- Stated problem -
Figure out how many lines of the material below contain the word "复印件加盖公章". Answer with the number only.

********************

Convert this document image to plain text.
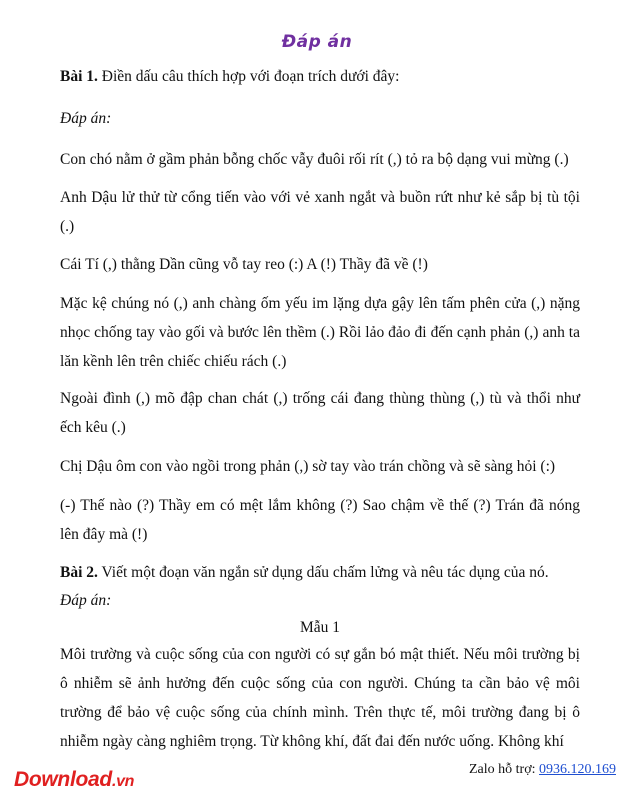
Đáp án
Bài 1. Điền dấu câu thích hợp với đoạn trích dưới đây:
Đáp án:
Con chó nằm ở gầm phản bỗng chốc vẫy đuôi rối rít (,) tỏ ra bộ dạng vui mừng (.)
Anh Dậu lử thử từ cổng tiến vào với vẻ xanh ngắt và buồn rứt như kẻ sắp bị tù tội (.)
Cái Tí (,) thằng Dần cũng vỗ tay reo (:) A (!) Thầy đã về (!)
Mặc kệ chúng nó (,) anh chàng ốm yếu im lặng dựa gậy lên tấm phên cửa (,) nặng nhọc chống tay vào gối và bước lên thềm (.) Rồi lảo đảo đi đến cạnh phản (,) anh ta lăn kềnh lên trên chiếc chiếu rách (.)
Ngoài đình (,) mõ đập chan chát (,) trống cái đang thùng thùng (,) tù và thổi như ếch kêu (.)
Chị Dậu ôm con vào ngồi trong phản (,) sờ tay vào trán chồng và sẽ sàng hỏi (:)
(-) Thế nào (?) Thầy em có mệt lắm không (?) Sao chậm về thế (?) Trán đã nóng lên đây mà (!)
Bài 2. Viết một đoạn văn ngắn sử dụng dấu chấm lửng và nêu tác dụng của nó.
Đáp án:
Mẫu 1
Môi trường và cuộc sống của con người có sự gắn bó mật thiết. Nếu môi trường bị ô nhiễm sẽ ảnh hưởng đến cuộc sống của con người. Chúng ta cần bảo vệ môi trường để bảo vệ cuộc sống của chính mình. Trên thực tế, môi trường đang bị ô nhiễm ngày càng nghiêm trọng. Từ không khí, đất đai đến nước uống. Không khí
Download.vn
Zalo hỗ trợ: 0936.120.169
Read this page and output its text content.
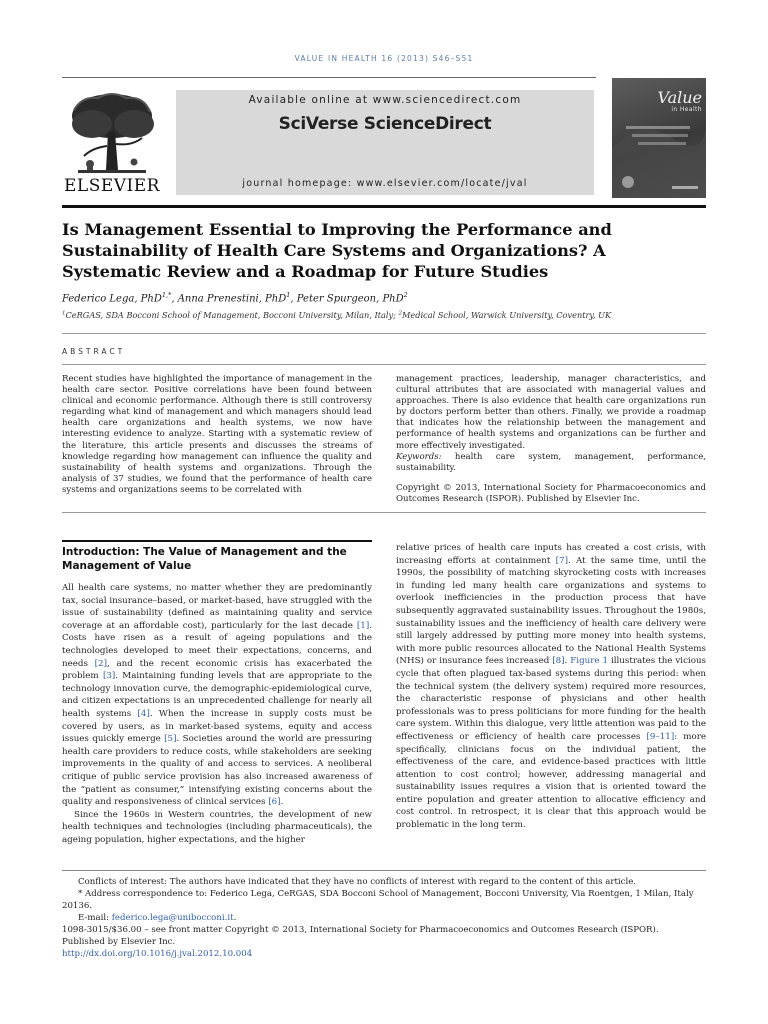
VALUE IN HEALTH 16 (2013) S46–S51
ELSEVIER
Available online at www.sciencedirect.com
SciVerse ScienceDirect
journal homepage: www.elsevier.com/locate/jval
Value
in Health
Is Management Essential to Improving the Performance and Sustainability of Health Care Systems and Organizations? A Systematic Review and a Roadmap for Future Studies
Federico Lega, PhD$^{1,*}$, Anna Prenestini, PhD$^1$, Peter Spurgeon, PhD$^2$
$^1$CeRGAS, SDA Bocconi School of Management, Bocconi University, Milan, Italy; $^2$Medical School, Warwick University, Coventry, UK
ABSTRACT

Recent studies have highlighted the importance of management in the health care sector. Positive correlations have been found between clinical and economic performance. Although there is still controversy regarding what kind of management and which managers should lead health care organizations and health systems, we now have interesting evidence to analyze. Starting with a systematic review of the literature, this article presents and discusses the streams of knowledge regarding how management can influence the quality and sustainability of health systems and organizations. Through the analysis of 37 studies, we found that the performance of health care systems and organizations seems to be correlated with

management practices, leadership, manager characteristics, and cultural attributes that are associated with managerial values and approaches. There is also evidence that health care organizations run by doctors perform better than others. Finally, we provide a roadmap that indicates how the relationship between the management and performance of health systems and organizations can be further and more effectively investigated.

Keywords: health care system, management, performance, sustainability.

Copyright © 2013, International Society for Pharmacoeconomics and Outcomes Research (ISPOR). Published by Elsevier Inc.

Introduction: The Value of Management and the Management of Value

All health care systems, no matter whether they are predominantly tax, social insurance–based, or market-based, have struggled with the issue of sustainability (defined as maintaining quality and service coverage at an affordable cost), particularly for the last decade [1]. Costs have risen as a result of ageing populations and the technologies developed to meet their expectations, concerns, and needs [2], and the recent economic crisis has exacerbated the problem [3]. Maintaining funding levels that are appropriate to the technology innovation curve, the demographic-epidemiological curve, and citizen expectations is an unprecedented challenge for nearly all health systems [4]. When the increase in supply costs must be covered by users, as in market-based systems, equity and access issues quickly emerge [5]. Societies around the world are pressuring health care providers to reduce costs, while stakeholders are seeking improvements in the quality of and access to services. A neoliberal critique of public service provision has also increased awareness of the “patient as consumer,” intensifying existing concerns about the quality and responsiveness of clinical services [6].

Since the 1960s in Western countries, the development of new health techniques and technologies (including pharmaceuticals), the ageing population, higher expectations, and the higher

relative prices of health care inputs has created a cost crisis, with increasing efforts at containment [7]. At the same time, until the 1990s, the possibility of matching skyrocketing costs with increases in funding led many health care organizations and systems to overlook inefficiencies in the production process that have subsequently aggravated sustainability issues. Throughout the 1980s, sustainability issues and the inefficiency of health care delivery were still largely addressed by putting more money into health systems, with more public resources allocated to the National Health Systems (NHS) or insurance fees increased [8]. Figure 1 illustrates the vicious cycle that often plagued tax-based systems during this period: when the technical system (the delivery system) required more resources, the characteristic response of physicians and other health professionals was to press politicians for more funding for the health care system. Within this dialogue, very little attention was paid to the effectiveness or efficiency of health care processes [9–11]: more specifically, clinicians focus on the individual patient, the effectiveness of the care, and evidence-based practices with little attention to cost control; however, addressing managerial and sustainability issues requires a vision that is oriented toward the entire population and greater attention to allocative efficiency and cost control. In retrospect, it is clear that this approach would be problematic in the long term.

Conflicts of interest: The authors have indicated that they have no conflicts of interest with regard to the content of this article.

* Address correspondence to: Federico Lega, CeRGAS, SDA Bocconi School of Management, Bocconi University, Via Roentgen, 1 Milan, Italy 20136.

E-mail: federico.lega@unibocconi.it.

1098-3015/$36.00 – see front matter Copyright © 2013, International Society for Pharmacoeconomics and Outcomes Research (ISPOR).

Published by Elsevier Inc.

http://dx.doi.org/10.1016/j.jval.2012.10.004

********************

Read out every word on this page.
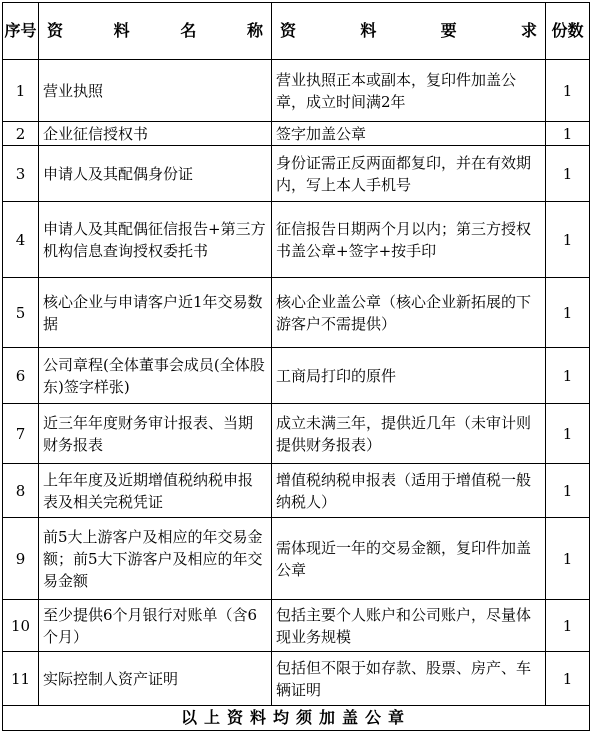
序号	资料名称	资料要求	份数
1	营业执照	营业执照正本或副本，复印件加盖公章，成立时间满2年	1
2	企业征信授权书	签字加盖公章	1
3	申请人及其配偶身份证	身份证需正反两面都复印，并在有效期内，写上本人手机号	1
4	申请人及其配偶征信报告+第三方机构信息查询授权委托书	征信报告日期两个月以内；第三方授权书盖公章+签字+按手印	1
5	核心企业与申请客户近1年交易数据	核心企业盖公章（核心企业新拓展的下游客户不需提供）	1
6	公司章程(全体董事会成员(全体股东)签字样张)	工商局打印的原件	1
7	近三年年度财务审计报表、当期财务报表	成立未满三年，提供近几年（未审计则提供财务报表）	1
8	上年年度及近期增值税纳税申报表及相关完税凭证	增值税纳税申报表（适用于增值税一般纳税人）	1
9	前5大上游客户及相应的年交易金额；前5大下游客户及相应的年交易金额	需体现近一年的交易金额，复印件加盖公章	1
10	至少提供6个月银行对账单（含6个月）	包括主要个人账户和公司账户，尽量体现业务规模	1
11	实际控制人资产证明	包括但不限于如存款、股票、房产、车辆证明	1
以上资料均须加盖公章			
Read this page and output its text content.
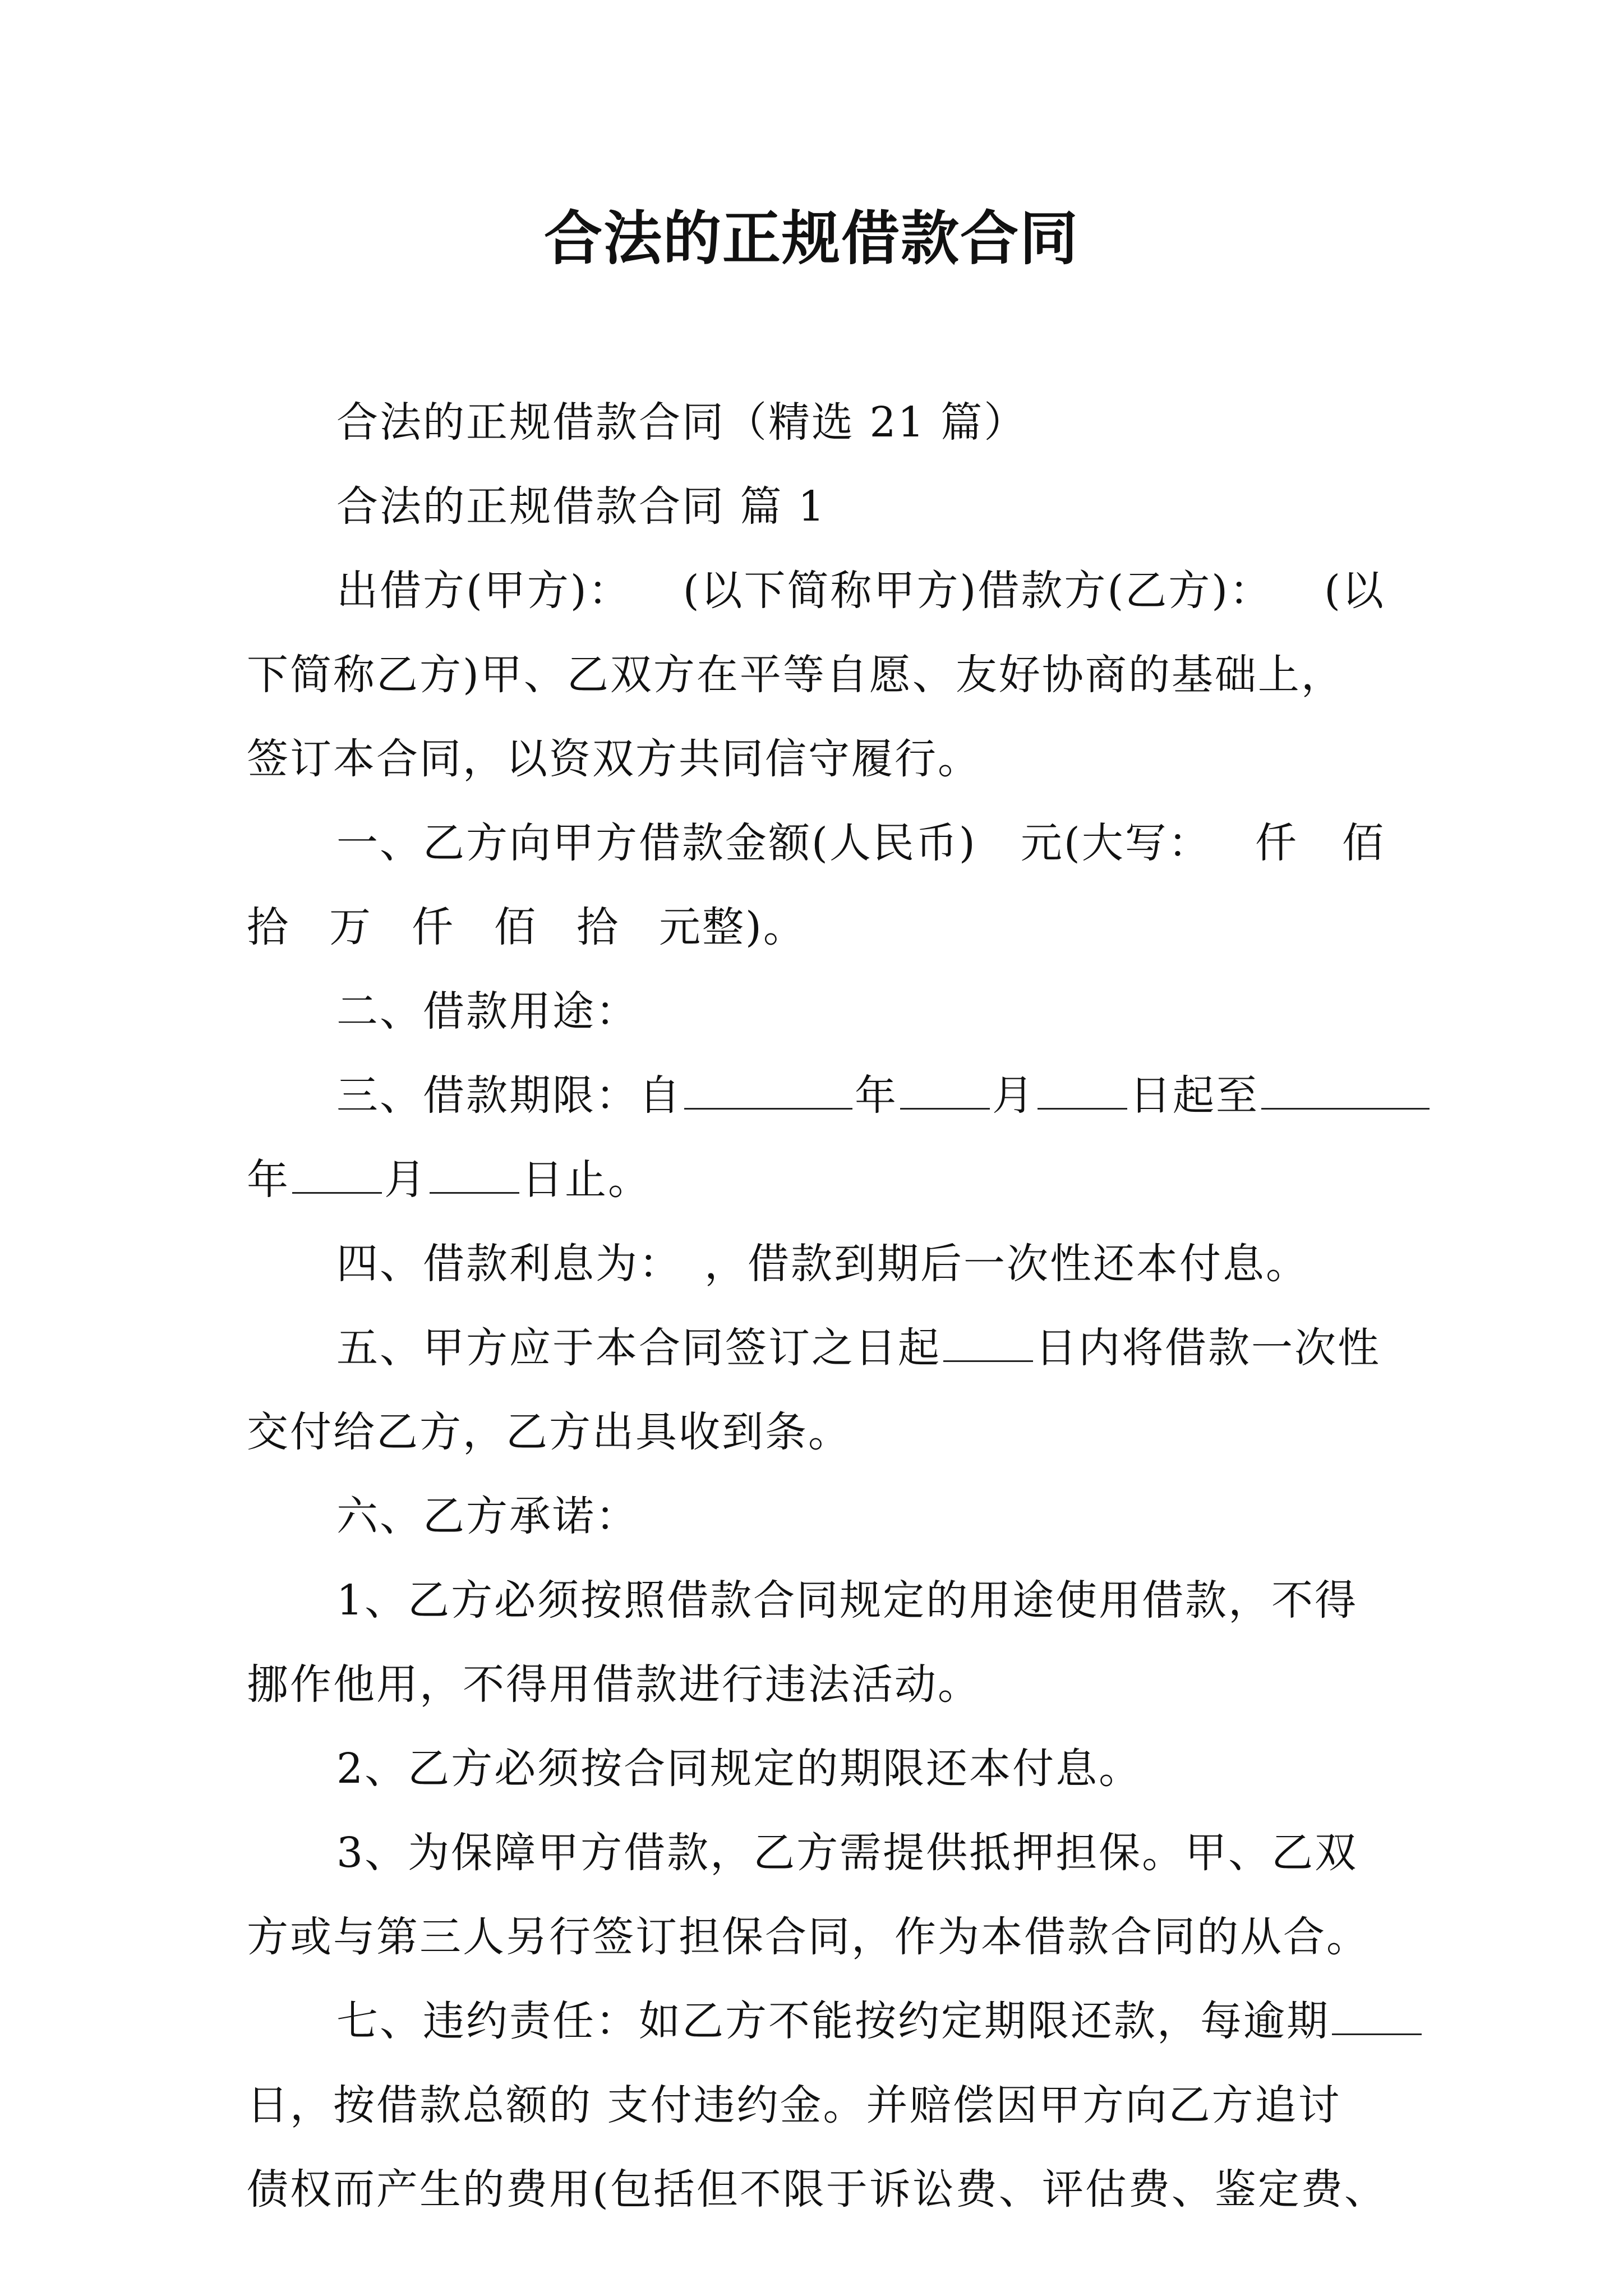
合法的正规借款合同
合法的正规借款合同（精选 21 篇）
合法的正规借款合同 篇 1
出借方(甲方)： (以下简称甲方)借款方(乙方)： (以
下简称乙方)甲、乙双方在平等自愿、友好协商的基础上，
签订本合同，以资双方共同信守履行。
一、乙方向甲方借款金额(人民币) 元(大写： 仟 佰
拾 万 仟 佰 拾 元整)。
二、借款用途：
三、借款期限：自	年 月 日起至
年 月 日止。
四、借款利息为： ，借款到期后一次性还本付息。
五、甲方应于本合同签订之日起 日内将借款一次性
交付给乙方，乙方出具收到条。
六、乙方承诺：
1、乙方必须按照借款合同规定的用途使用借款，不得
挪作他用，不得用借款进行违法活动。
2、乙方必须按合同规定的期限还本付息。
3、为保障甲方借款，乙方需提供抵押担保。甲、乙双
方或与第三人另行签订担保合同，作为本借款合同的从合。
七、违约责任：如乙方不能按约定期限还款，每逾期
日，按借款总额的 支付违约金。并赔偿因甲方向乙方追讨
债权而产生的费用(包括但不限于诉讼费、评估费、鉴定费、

********************

- Solution -
2